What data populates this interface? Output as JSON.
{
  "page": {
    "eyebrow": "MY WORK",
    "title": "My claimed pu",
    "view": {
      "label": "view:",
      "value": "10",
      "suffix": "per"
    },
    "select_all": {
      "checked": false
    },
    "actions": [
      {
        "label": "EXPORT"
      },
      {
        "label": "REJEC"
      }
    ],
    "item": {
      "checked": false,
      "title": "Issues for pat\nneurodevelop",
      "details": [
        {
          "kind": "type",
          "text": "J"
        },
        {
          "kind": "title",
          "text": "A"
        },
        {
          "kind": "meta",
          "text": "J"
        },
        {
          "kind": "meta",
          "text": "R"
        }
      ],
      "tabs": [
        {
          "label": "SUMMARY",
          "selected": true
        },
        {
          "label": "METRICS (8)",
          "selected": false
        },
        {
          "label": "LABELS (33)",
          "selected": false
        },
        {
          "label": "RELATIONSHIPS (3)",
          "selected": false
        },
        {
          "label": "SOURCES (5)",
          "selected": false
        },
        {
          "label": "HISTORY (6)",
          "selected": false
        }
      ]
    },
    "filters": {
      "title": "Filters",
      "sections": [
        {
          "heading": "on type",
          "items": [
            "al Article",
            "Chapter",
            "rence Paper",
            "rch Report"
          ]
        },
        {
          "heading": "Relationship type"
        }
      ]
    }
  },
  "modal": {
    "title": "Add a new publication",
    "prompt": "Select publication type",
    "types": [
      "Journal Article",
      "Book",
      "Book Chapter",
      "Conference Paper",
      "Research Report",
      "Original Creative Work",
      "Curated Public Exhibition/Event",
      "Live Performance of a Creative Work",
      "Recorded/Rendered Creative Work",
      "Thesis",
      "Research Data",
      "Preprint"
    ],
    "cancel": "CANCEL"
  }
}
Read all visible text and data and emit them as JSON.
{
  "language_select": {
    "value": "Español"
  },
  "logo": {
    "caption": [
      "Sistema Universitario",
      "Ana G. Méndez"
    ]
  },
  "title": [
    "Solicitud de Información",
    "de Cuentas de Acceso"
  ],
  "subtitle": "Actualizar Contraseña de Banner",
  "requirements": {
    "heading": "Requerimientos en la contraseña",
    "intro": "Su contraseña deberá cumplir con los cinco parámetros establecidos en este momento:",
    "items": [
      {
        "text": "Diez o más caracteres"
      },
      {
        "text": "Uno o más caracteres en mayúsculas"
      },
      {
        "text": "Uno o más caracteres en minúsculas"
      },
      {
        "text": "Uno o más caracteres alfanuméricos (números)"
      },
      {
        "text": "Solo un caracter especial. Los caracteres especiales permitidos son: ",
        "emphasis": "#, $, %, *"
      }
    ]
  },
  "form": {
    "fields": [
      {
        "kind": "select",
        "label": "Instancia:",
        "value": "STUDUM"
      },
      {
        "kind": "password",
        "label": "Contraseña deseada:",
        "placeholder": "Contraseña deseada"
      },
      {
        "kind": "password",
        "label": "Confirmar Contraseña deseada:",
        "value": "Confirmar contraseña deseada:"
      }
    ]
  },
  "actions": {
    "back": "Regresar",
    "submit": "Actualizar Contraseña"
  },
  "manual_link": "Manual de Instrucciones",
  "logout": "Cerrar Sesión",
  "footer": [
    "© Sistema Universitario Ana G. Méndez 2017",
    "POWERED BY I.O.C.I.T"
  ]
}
--------------------------------------------------
EXERCISE AIM: From the listing above, copy all lines holding the word "Sistema".

RESULT FOR THIS EXERCISE:
      "Sistema Universitario",
    "© Sistema Universitario Ana G. Méndez 2017",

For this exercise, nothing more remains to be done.